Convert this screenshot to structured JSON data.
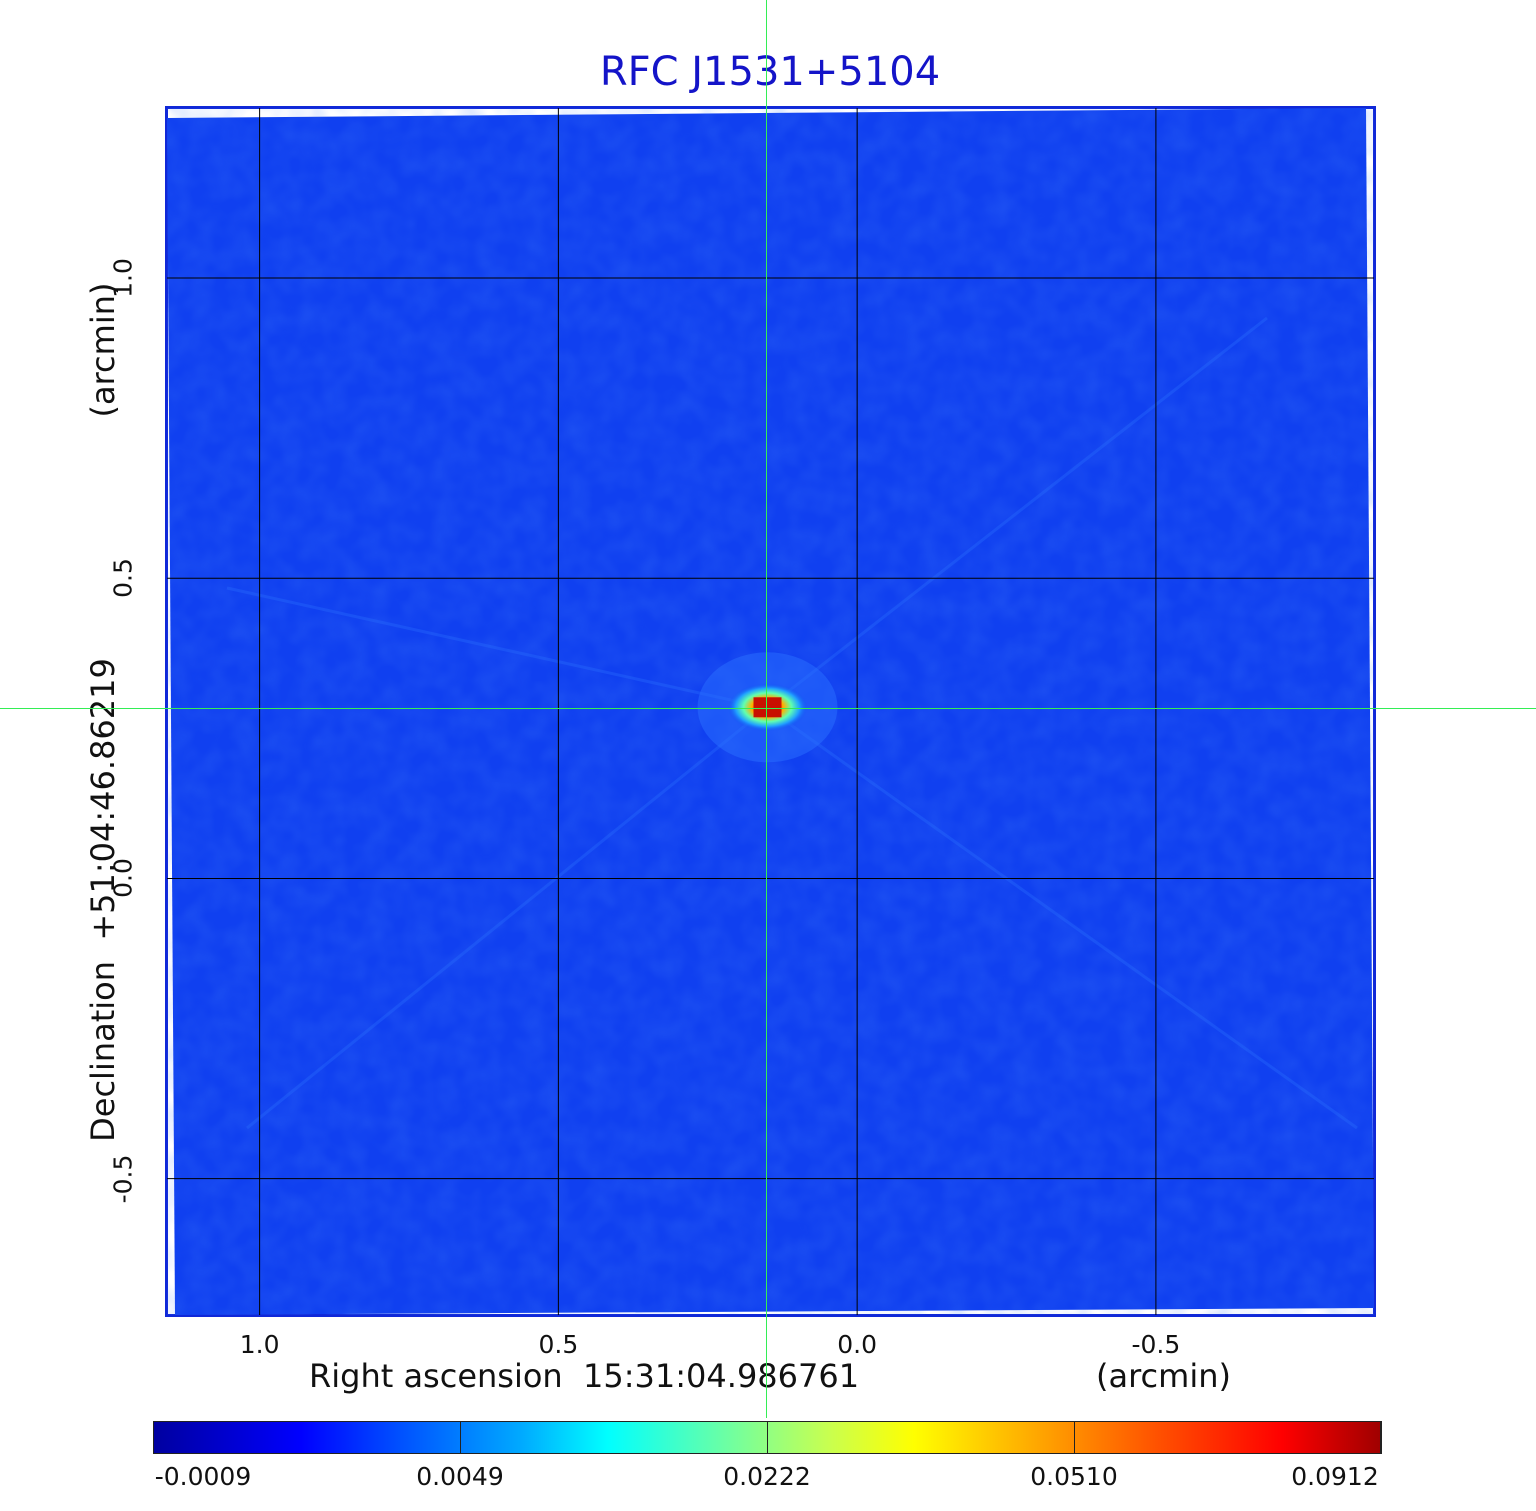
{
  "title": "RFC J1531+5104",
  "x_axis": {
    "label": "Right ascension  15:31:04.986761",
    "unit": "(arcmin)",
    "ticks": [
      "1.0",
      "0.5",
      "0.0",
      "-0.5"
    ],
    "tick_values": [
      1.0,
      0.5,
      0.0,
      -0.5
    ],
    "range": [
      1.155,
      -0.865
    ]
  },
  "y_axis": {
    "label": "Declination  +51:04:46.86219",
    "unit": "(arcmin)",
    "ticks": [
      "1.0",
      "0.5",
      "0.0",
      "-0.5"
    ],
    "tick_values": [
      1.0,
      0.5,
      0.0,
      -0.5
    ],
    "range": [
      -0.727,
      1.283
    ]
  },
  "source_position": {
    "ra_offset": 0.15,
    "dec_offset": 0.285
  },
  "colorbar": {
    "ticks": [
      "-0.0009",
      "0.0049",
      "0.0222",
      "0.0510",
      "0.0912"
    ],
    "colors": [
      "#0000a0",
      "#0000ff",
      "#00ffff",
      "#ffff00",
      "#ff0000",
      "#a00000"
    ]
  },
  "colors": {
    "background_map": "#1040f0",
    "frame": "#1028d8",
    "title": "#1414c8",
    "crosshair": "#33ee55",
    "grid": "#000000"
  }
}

------------

• EXERCISE: Above are the records; reproduce them exactly and leave out the pictures.

• RESULT FOR THIS EXERCISE:
Convert this screenshot to structured JSON data.
{
  "title": "RFC J1531+5104",
  "x_axis": {
    "label": "Right ascension  15:31:04.986761",
    "unit": "(arcmin)",
    "ticks": [
      "1.0",
      "0.5",
      "0.0",
      "-0.5"
    ],
    "tick_values": [
      1.0,
      0.5,
      0.0,
      -0.5
    ],
    "range": [
      1.155,
      -0.865
    ]
  },
  "y_axis": {
    "label": "Declination  +51:04:46.86219",
    "unit": "(arcmin)",
    "ticks": [
      "1.0",
      "0.5",
      "0.0",
      "-0.5"
    ],
    "tick_values": [
      1.0,
      0.5,
      0.0,
      -0.5
    ],
    "range": [
      -0.727,
      1.283
    ]
  },
  "source_position": {
    "ra_offset": 0.15,
    "dec_offset": 0.285
  },
  "colorbar": {
    "ticks": [
      "-0.0009",
      "0.0049",
      "0.0222",
      "0.0510",
      "0.0912"
    ],
    "colors": [
      "#0000a0",
      "#0000ff",
      "#00ffff",
      "#ffff00",
      "#ff0000",
      "#a00000"
    ]
  },
  "colors": {
    "background_map": "#1040f0",
    "frame": "#1028d8",
    "title": "#1414c8",
    "crosshair": "#33ee55",
    "grid": "#000000"
  }
}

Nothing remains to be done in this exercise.